What the task asks: Write out exactly, please, the lines from the one containing "Output the underlying" to the end of the material.

Records supplied:

■ ■ ■ ■ ■

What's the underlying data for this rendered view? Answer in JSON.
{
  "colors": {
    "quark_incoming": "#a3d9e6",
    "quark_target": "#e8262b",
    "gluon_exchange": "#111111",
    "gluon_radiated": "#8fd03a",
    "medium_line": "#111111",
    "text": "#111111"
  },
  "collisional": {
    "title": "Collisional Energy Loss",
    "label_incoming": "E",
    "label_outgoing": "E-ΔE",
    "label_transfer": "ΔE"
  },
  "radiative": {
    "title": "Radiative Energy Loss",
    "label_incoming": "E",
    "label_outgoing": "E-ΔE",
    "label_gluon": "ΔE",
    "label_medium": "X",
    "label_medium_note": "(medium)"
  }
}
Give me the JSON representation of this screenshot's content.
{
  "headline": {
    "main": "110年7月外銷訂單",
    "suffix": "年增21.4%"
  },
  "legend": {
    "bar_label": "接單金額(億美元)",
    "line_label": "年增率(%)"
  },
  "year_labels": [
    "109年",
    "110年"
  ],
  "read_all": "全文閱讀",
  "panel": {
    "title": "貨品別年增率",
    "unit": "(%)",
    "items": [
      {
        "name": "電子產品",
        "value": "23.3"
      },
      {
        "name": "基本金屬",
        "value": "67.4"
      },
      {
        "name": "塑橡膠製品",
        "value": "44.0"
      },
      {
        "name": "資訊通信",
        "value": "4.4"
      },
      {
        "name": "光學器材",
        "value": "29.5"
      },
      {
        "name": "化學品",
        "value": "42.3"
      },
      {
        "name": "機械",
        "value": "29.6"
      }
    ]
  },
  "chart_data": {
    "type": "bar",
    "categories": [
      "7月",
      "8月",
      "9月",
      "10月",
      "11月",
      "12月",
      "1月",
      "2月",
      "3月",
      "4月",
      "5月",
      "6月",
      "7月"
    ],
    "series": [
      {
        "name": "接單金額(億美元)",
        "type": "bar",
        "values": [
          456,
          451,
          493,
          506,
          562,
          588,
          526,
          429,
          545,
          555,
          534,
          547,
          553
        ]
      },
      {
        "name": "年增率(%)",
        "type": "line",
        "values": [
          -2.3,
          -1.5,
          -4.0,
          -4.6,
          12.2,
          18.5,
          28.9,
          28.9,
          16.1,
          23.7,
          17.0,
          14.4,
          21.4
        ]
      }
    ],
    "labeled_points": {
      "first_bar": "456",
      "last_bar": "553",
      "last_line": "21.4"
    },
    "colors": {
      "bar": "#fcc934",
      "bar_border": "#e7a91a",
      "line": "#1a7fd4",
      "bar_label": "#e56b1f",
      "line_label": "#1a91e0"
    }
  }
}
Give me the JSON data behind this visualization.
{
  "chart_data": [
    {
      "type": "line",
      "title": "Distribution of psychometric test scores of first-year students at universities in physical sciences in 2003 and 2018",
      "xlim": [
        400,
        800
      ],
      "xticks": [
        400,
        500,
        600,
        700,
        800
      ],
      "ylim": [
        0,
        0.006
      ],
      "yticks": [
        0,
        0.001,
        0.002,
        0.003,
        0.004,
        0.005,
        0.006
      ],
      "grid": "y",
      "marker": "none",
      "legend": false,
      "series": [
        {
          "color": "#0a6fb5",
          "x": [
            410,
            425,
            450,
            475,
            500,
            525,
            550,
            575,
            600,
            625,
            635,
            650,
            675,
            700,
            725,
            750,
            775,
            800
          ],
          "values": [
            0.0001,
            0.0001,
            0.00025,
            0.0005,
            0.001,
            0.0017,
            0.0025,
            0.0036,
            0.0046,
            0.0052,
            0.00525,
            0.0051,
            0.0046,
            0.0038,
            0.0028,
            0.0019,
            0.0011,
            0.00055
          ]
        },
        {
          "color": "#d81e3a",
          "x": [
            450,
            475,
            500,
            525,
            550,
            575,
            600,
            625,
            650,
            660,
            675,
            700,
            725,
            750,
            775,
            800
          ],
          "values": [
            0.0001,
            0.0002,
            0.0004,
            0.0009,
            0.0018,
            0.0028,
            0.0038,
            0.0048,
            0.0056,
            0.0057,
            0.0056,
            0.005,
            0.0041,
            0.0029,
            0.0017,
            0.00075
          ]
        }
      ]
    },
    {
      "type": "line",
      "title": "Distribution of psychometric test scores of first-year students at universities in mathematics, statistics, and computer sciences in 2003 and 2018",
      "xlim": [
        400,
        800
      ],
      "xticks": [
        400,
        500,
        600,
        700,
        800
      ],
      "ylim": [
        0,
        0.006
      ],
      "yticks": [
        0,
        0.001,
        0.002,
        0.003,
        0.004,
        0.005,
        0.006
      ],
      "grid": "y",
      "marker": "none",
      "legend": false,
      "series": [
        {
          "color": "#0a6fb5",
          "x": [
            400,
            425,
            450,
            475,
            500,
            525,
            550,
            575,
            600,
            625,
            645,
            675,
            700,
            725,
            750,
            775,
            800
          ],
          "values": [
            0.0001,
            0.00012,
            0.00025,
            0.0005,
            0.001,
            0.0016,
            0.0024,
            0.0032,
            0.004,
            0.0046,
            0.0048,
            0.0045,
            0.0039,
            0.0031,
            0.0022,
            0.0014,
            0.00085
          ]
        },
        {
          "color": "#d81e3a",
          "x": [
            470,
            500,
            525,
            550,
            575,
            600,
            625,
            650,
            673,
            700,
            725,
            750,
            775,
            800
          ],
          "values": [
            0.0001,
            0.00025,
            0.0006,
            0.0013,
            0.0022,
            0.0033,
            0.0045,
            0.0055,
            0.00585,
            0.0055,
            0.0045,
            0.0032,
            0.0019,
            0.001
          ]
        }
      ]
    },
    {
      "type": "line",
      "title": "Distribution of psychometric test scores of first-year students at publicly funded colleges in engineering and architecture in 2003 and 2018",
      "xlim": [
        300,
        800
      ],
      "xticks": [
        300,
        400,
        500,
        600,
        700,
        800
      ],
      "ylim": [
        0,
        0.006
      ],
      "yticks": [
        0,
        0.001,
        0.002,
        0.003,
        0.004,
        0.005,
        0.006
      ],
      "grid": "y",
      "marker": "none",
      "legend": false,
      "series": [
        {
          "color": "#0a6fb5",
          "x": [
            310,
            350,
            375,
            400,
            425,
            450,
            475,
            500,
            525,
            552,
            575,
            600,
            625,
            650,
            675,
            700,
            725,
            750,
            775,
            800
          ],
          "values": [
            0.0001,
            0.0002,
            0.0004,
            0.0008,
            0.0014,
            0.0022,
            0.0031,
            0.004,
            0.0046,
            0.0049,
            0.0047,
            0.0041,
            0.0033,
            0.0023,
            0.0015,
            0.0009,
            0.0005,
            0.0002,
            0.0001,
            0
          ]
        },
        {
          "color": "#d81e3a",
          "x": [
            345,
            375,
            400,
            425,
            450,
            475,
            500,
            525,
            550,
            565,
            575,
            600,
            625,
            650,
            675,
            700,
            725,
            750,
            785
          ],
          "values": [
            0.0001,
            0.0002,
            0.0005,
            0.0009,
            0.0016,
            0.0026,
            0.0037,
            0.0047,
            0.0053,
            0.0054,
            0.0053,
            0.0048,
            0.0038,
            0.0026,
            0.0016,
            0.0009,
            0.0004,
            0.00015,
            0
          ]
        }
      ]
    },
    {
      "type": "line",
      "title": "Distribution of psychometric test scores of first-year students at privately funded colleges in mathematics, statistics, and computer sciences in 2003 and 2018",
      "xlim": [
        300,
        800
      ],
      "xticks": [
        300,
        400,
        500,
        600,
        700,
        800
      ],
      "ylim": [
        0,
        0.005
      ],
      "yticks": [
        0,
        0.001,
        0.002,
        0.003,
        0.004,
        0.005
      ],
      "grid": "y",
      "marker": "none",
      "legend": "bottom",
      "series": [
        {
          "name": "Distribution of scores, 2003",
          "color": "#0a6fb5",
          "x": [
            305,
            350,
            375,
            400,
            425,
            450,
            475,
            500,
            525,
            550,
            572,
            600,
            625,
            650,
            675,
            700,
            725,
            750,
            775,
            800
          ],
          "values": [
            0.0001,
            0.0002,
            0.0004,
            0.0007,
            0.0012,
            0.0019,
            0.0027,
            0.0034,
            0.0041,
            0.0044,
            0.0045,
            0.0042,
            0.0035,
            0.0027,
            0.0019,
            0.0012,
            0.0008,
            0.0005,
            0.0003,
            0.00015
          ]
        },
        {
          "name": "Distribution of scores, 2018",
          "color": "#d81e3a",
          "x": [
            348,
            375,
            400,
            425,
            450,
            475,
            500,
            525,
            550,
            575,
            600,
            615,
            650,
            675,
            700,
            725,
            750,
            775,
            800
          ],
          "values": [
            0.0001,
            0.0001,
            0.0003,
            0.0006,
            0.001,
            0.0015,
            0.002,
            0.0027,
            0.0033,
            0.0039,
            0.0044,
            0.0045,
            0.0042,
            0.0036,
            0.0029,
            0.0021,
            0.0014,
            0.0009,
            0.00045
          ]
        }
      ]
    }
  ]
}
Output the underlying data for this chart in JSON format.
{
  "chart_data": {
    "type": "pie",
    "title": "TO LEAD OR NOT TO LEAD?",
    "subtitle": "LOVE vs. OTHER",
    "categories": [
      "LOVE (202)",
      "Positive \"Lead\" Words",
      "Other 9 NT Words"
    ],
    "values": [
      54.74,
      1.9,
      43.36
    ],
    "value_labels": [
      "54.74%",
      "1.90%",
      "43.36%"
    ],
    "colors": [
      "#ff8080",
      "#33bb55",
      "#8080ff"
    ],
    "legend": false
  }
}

■ ■ ■ ■ ■

Task answer:
Output the underlying data for this chart in JSON format.
{
  "chart_data": {
    "type": "pie",
    "title": "TO LEAD OR NOT TO LEAD?",
    "subtitle": "LOVE vs. OTHER",
    "categories": [
      "LOVE (202)",
      "Positive \"Lead\" Words",
      "Other 9 NT Words"
    ],
    "values": [
      54.74,
      1.9,
      43.36
    ],
    "value_labels": [
      "54.74%",
      "1.90%",
      "43.36%"
    ],
    "colors": [
      "#ff8080",
      "#33bb55",
      "#8080ff"
    ],
    "legend": false
  }
}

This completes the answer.